** Directions **
Please pick up the forum thread below on Tesco 99 RON fuel in the 1.8 TFSI engine and continue it from its last post.

** Document **
+++

# Tesco RON 99 and 1.8 TFSI engine



## philr10662021 (11 mo ago)

Hi, Couple of questions: audi handbook states 98 RON is preferable to 95, using 99 RON is a slightly higher octane and is still quite suitable ? High oil usage / Oil depletion affects turbo failure on this engine, a higher octane fuel is of no detriment, if the oil is kept topped up ? Did you find that torque and power delivery noticeably better using Tesco 99 , with this engine ? Thanks .


----------



## Hoggy (May 8, 2002)

Hi, Engine is designed to use 98+ so will perform better & be more efficient.
98+ contains 5% ethanol, 95 Ron contains 10% ethanol so now even less efficient. Keep using 99 Ron
Hoggy.


----------



## Molinos (May 19, 2021)

Hi Phil, Welcome


----------



## cb550 (Nov 5, 2018)

Hi, 
I've only ever used tesco momentum (99 octane) in my car so can't comment how significantly the car's performance is affected using standard grade. As already advised, the car is designed to run on premium fuel.

+++

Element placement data
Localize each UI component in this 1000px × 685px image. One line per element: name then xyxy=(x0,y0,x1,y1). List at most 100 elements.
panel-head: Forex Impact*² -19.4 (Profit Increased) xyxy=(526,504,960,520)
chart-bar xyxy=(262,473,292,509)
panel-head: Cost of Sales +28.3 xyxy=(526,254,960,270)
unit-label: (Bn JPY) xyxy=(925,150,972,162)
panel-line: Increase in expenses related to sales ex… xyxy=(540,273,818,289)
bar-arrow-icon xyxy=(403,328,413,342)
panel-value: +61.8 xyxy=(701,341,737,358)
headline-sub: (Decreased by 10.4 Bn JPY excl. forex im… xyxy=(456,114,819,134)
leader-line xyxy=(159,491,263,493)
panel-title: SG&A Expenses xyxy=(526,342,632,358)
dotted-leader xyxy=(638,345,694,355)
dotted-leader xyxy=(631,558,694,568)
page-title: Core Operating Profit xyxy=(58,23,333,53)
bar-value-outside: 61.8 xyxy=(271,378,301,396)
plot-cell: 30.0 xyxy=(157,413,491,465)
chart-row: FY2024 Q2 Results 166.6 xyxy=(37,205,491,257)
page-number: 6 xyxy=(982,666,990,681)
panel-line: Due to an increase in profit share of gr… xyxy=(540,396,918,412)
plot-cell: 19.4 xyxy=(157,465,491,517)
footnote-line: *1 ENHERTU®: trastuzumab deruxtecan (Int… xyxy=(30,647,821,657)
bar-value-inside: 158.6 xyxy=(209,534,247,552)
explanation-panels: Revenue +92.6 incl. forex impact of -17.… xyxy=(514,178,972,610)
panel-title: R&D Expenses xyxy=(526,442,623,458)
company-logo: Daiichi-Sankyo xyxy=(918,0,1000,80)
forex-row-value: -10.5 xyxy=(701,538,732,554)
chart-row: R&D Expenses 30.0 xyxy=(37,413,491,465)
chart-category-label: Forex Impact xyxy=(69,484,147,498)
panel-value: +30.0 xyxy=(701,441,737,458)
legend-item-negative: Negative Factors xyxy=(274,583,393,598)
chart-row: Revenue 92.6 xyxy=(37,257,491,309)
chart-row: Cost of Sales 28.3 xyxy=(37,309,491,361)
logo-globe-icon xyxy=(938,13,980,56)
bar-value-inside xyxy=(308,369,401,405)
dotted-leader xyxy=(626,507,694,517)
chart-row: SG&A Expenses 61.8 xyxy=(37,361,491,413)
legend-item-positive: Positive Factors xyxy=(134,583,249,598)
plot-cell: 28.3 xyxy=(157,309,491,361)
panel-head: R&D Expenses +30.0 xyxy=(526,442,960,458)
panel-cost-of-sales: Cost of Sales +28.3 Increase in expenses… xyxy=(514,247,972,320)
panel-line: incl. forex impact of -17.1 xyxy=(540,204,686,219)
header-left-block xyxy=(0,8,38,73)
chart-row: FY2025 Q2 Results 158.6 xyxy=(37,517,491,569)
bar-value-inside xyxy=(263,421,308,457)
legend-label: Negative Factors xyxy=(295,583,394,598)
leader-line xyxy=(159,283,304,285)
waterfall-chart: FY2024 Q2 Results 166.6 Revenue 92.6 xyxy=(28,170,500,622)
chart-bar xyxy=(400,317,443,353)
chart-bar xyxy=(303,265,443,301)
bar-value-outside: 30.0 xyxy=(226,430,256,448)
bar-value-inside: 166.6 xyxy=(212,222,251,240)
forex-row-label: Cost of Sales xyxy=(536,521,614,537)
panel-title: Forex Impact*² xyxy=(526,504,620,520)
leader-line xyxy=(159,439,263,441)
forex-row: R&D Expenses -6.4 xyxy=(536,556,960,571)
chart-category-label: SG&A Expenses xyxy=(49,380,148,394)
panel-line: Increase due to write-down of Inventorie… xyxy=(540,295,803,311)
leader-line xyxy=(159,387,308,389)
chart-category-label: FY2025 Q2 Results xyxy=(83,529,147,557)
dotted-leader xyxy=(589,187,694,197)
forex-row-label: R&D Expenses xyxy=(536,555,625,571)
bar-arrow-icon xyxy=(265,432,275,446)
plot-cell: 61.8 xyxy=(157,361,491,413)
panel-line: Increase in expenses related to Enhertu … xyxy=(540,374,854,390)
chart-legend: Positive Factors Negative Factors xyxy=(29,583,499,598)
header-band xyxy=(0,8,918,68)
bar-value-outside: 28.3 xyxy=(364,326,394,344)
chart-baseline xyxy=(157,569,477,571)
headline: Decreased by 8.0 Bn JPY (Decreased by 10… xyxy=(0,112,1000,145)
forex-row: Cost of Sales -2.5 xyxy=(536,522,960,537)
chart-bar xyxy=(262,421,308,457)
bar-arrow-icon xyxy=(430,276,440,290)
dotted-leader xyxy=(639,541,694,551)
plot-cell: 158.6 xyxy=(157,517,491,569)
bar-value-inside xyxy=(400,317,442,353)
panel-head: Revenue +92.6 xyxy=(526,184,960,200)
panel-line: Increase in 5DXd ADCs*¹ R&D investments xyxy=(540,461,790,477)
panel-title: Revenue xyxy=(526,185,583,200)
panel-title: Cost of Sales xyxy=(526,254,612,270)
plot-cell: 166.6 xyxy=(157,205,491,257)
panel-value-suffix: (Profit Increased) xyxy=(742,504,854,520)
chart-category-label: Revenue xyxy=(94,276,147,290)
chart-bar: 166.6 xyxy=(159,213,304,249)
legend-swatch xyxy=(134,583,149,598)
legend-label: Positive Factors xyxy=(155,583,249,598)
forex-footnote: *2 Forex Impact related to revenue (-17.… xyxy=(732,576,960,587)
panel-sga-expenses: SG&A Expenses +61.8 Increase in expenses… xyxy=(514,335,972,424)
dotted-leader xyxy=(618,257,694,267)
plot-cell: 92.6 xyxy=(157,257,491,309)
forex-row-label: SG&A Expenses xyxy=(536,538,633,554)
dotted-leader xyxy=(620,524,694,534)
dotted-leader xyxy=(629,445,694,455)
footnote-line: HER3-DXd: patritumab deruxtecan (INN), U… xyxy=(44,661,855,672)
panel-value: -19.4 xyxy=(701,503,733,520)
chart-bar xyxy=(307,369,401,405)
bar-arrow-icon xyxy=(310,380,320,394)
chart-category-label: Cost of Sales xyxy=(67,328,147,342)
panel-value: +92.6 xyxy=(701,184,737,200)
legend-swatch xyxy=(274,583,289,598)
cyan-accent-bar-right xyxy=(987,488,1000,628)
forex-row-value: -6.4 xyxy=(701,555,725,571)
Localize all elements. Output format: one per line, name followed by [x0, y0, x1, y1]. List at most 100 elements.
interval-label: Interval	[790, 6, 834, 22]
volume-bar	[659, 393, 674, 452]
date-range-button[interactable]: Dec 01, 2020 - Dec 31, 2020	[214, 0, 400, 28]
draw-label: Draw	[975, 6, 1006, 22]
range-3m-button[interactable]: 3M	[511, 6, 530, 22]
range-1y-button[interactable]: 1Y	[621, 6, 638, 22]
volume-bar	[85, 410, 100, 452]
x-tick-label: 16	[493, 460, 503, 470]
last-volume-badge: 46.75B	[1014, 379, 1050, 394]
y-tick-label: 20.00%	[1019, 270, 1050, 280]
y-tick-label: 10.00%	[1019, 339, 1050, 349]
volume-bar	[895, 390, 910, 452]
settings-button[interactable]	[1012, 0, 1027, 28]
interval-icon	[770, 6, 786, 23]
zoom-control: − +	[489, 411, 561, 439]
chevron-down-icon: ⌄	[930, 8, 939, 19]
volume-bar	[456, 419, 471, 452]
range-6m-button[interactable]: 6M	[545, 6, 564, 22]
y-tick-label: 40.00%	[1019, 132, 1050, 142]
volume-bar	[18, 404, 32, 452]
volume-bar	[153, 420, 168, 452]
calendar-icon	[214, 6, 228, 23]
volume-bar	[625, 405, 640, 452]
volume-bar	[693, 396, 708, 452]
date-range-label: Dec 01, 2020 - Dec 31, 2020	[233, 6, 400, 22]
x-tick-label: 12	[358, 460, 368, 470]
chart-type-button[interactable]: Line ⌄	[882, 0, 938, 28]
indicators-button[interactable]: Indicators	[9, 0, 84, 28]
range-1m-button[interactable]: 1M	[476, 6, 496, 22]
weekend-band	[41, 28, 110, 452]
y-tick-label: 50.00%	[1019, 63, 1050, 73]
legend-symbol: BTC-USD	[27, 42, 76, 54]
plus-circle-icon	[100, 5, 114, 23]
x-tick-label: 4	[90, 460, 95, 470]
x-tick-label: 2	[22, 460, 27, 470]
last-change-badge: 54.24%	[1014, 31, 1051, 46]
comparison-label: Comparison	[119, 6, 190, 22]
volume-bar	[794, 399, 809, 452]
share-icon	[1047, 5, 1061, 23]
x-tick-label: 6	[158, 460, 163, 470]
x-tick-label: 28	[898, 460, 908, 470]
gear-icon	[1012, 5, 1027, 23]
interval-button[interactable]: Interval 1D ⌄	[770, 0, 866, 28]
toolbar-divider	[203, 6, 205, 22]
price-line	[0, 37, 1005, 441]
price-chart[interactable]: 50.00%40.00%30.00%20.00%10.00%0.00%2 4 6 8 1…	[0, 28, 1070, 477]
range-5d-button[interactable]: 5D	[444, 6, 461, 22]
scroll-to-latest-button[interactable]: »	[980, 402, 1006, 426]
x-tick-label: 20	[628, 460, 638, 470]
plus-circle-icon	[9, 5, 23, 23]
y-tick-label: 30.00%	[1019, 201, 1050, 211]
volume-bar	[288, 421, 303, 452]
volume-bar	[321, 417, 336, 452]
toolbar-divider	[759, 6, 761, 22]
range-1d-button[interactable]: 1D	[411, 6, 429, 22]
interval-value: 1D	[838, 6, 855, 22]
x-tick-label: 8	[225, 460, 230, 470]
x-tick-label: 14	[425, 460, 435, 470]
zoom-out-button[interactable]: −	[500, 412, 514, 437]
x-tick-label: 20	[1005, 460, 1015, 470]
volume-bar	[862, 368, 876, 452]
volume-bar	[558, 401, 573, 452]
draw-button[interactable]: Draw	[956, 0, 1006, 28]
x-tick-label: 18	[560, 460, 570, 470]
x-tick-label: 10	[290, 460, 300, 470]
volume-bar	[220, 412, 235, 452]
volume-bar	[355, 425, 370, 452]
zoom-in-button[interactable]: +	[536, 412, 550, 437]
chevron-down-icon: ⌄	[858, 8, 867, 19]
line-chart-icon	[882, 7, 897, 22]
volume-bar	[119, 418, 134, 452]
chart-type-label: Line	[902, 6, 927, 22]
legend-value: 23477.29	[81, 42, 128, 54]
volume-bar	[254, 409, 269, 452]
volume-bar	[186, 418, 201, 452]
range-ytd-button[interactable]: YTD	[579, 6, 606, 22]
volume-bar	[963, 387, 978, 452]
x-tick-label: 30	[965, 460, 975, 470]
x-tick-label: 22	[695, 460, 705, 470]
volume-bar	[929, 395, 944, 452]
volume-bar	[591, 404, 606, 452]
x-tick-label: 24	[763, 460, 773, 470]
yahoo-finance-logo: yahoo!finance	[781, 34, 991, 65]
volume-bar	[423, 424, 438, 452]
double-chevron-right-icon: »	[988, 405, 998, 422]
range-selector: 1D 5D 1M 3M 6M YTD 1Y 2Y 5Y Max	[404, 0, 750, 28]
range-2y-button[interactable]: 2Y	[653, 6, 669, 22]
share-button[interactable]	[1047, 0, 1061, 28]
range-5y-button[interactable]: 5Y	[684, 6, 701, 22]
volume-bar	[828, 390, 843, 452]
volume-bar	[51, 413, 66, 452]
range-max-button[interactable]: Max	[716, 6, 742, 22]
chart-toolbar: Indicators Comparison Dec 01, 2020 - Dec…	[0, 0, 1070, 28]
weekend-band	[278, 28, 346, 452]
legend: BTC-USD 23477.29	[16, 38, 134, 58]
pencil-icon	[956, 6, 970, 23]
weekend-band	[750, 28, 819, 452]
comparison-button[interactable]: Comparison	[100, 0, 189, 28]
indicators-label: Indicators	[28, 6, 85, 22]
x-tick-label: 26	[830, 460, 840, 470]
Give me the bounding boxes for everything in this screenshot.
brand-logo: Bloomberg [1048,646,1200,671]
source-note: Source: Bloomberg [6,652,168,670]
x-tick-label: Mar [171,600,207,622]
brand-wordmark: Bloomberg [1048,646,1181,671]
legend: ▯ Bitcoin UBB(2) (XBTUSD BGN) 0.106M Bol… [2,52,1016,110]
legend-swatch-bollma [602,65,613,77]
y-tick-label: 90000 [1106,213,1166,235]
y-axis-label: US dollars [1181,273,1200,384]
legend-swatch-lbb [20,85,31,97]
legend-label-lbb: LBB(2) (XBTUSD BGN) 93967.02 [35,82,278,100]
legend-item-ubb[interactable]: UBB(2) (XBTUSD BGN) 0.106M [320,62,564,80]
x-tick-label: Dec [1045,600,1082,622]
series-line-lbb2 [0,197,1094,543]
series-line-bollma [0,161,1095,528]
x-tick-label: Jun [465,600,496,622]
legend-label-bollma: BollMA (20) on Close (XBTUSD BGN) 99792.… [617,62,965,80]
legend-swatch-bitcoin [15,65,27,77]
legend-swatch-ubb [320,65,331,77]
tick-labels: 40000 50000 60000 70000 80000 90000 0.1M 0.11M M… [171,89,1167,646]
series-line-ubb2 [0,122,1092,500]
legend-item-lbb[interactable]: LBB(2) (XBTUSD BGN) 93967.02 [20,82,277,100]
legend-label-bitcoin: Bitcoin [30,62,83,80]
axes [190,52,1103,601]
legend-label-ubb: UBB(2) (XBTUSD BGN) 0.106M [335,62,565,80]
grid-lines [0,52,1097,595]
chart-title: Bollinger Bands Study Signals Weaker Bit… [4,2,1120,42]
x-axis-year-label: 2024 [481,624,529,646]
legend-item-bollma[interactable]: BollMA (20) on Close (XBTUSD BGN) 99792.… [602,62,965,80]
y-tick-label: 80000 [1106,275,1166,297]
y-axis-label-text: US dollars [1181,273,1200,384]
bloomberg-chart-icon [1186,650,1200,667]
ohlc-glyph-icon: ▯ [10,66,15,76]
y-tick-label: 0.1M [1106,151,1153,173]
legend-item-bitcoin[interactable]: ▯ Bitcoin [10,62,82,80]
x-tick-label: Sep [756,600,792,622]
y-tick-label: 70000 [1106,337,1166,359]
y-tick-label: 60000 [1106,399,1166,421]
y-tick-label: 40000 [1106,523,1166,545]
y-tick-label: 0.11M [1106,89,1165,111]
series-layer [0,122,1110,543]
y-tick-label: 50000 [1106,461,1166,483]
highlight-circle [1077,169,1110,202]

+++

** Expected answer **
My understanding, in laymen's terms is using lower octane fuel will likely cause 'engine knock' or pre-ignition of the fuel/air mixture before the engine's pistons cycle to their correct position for that. The result of this is the car's systems detect this and retard the ignition timing to mitigate it. 

Because the engine has to experience engine knock prior to the above, long term, there is the possibility of premature engine/ piston/con rod bearings wear. Definitely, I don't want that !


----------



## BlackTipReefShark (Jun 1, 2016)

tesco momentum nearly all the time, 95 if i have a 100 mile motorway trip, once month the shell super stuff


----------



## YELLOW_TT (Feb 25, 2004)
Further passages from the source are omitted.